[AIM OF THE EXERCISE]: Render every entry exactly as it appears.

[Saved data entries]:
-- -- --

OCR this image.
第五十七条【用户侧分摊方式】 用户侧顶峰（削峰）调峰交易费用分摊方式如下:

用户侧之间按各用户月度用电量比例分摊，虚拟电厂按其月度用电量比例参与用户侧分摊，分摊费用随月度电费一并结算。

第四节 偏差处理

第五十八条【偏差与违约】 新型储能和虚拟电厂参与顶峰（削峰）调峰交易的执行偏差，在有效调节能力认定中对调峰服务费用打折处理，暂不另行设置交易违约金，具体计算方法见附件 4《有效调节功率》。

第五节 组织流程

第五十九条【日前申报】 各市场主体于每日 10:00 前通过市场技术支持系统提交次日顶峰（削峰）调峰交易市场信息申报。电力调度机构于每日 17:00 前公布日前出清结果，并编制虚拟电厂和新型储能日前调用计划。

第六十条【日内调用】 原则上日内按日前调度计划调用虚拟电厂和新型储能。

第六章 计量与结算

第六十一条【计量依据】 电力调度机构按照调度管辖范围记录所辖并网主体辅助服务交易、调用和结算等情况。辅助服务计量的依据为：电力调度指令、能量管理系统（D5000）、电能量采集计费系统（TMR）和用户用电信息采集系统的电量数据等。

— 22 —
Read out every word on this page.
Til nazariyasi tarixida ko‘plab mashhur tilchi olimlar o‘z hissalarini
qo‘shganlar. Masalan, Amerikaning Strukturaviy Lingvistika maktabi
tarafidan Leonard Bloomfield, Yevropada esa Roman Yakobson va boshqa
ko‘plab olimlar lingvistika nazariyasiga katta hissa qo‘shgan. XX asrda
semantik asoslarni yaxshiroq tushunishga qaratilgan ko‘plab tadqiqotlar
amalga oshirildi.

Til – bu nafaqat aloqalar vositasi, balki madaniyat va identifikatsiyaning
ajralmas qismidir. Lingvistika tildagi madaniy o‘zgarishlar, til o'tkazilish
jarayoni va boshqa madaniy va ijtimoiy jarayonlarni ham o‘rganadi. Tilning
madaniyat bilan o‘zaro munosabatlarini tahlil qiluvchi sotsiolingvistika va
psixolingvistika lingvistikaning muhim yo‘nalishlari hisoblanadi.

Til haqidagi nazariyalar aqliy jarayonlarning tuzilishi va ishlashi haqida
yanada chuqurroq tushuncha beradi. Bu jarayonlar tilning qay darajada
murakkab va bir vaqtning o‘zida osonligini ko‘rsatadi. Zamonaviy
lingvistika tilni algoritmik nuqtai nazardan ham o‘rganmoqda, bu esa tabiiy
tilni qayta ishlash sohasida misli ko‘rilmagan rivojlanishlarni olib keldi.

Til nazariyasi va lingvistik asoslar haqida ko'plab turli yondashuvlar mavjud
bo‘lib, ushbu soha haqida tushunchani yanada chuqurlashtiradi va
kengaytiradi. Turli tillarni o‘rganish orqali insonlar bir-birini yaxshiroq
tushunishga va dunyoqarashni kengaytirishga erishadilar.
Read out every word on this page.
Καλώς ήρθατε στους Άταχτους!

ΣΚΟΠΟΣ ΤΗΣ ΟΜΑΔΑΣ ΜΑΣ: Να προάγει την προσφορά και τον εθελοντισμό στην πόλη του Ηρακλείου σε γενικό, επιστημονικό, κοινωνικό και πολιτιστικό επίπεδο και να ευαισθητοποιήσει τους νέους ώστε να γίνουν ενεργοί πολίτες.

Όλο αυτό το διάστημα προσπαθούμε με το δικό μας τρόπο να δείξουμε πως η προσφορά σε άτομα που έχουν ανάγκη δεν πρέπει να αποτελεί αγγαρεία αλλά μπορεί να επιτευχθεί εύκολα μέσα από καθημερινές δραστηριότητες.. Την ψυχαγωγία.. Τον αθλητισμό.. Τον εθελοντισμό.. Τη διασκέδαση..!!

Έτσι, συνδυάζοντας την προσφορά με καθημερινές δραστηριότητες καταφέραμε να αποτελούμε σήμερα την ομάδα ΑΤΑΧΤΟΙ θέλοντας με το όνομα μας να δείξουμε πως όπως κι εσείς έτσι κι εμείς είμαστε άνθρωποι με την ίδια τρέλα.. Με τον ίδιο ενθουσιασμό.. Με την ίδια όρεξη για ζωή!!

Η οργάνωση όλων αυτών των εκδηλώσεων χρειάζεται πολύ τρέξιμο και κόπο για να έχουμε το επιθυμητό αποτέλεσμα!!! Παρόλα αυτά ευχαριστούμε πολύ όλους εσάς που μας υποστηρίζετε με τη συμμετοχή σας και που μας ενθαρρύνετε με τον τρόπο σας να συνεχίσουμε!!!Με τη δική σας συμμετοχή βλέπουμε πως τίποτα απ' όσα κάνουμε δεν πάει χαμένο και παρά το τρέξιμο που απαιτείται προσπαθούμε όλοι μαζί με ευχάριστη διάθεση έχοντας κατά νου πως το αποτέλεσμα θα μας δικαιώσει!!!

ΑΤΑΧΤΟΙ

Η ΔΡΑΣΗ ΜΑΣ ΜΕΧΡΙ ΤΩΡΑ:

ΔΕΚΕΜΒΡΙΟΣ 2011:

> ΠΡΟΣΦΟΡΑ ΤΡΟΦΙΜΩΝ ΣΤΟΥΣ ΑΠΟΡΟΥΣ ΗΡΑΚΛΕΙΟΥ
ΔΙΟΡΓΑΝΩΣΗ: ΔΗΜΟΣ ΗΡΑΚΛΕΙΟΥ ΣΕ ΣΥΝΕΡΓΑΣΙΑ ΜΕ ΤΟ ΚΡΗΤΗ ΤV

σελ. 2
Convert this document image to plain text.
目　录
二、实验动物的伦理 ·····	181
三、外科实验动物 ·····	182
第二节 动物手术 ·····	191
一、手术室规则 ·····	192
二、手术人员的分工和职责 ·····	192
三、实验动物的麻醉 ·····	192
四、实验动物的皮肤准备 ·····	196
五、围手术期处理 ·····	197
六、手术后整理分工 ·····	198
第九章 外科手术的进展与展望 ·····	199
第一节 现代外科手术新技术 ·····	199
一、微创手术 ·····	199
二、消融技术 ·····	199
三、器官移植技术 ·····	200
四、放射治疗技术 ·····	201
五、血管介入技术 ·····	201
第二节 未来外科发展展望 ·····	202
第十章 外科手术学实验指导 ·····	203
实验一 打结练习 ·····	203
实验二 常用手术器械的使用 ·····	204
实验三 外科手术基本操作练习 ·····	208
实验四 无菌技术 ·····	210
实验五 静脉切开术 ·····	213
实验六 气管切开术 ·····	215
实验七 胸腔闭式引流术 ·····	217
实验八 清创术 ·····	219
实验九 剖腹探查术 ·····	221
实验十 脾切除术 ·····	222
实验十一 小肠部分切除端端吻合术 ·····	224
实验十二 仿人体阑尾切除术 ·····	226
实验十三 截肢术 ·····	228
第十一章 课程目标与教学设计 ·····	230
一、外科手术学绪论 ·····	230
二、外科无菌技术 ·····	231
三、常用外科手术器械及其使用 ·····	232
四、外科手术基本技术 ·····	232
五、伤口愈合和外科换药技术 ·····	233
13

-- -- --

[RESULT BELOW]:
OCR this image.
第五十七条【用户侧分摊方式】 用户侧顶峰（削峰）调峰交易费用分摊方式如下:

用户侧之间按各用户月度用电量比例分摊，虚拟电厂按其月度用电量比例参与用户侧分摊，分摊费用随月度电费一并结算。

第四节 偏差处理

第五十八条【偏差与违约】 新型储能和虚拟电厂参与顶峰（削峰）调峰交易的执行偏差，在有效调节能力认定中对调峰服务费用打折处理，暂不另行设置交易违约金，具体计算方法见附件 4《有效调节功率》。

第五节 组织流程

第五十九条【日前申报】 各市场主体于每日 10:00 前通过市场技术支持系统提交次日顶峰（削峰）调峰交易市场信息申报。电力调度机构于每日 17:00 前公布日前出清结果，并编制虚拟电厂和新型储能日前调用计划。

第六十条【日内调用】 原则上日内按日前调度计划调用虚拟电厂和新型储能。

第六章 计量与结算

第六十一条【计量依据】 电力调度机构按照调度管辖范围记录所辖并网主体辅助服务交易、调用和结算等情况。辅助服务计量的依据为：电力调度指令、能量管理系统（D5000）、电能量采集计费系统（TMR）和用户用电信息采集系统的电量数据等。

— 22 —
Read out every word on this page.
Til nazariyasi tarixida ko‘plab mashhur tilchi olimlar o‘z hissalarini
qo‘shganlar. Masalan, Amerikaning Strukturaviy Lingvistika maktabi
tarafidan Leonard Bloomfield, Yevropada esa Roman Yakobson va boshqa
ko‘plab olimlar lingvistika nazariyasiga katta hissa qo‘shgan. XX asrda
semantik asoslarni yaxshiroq tushunishga qaratilgan ko‘plab tadqiqotlar
amalga oshirildi.

Til – bu nafaqat aloqalar vositasi, balki madaniyat va identifikatsiyaning
ajralmas qismidir. Lingvistika tildagi madaniy o‘zgarishlar, til o'tkazilish
jarayoni va boshqa madaniy va ijtimoiy jarayonlarni ham o‘rganadi. Tilning
madaniyat bilan o‘zaro munosabatlarini tahlil qiluvchi sotsiolingvistika va
psixolingvistika lingvistikaning muhim yo‘nalishlari hisoblanadi.

Til haqidagi nazariyalar aqliy jarayonlarning tuzilishi va ishlashi haqida
yanada chuqurroq tushuncha beradi. Bu jarayonlar tilning qay darajada
murakkab va bir vaqtning o‘zida osonligini ko‘rsatadi. Zamonaviy
lingvistika tilni algoritmik nuqtai nazardan ham o‘rganmoqda, bu esa tabiiy
tilni qayta ishlash sohasida misli ko‘rilmagan rivojlanishlarni olib keldi.

Til nazariyasi va lingvistik asoslar haqida ko'plab turli yondashuvlar mavjud
bo‘lib, ushbu soha haqida tushunchani yanada chuqurlashtiradi va
kengaytiradi. Turli tillarni o‘rganish orqali insonlar bir-birini yaxshiroq
tushunishga va dunyoqarashni kengaytirishga erishadilar.
Read out every word on this page.
Καλώς ήρθατε στους Άταχτους!

ΣΚΟΠΟΣ ΤΗΣ ΟΜΑΔΑΣ ΜΑΣ: Να προάγει την προσφορά και τον εθελοντισμό στην πόλη του Ηρακλείου σε γενικό, επιστημονικό, κοινωνικό και πολιτιστικό επίπεδο και να ευαισθητοποιήσει τους νέους ώστε να γίνουν ενεργοί πολίτες.

Όλο αυτό το διάστημα προσπαθούμε με το δικό μας τρόπο να δείξουμε πως η προσφορά σε άτομα που έχουν ανάγκη δεν πρέπει να αποτελεί αγγαρεία αλλά μπορεί να επιτευχθεί εύκολα μέσα από καθημερινές δραστηριότητες.. Την ψυχαγωγία.. Τον αθλητισμό.. Τον εθελοντισμό.. Τη διασκέδαση..!!

Έτσι, συνδυάζοντας την προσφορά με καθημερινές δραστηριότητες καταφέραμε να αποτελούμε σήμερα την ομάδα ΑΤΑΧΤΟΙ θέλοντας με το όνομα μας να δείξουμε πως όπως κι εσείς έτσι κι εμείς είμαστε άνθρωποι με την ίδια τρέλα.. Με τον ίδιο ενθουσιασμό.. Με την ίδια όρεξη για ζωή!!

Η οργάνωση όλων αυτών των εκδηλώσεων χρειάζεται πολύ τρέξιμο και κόπο για να έχουμε το επιθυμητό αποτέλεσμα!!! Παρόλα αυτά ευχαριστούμε πολύ όλους εσάς που μας υποστηρίζετε με τη συμμετοχή σας και που μας ενθαρρύνετε με τον τρόπο σας να συνεχίσουμε!!!Με τη δική σας συμμετοχή βλέπουμε πως τίποτα απ' όσα κάνουμε δεν πάει χαμένο και παρά το τρέξιμο που απαιτείται προσπαθούμε όλοι μαζί με ευχάριστη διάθεση έχοντας κατά νου πως το αποτέλεσμα θα μας δικαιώσει!!!

ΑΤΑΧΤΟΙ

Η ΔΡΑΣΗ ΜΑΣ ΜΕΧΡΙ ΤΩΡΑ:

ΔΕΚΕΜΒΡΙΟΣ 2011:

> ΠΡΟΣΦΟΡΑ ΤΡΟΦΙΜΩΝ ΣΤΟΥΣ ΑΠΟΡΟΥΣ ΗΡΑΚΛΕΙΟΥ
ΔΙΟΡΓΑΝΩΣΗ: ΔΗΜΟΣ ΗΡΑΚΛΕΙΟΥ ΣΕ ΣΥΝΕΡΓΑΣΙΑ ΜΕ ΤΟ ΚΡΗΤΗ ΤV

σελ. 2
Convert this document image to plain text.
目　录
二、实验动物的伦理 ·····	181
三、外科实验动物 ·····	182
第二节 动物手术 ·····	191
一、手术室规则 ·····	192
二、手术人员的分工和职责 ·····	192
三、实验动物的麻醉 ·····	192
四、实验动物的皮肤准备 ·····	196
五、围手术期处理 ·····	197
六、手术后整理分工 ·····	198
第九章 外科手术的进展与展望 ·····	199
第一节 现代外科手术新技术 ·····	199
一、微创手术 ·····	199
二、消融技术 ·····	199
三、器官移植技术 ·····	200
四、放射治疗技术 ·····	201
五、血管介入技术 ·····	201
第二节 未来外科发展展望 ·····	202
第十章 外科手术学实验指导 ·····	203
实验一 打结练习 ·····	203
实验二 常用手术器械的使用 ·····	204
实验三 外科手术基本操作练习 ·····	208
实验四 无菌技术 ·····	210
实验五 静脉切开术 ·····	213
实验六 气管切开术 ·····	215
实验七 胸腔闭式引流术 ·····	217
实验八 清创术 ·····	219
实验九 剖腹探查术 ·····	221
实验十 脾切除术 ·····	222
实验十一 小肠部分切除端端吻合术 ·····	224
实验十二 仿人体阑尾切除术 ·····	226
实验十三 截肢术 ·····	228
第十一章 课程目标与教学设计 ·····	230
一、外科手术学绪论 ·····	230
二、外科无菌技术 ·····	231
三、常用外科手术器械及其使用 ·····	232
四、外科手术基本技术 ·····	232
五、伤口愈合和外科换药技术 ·····	233
13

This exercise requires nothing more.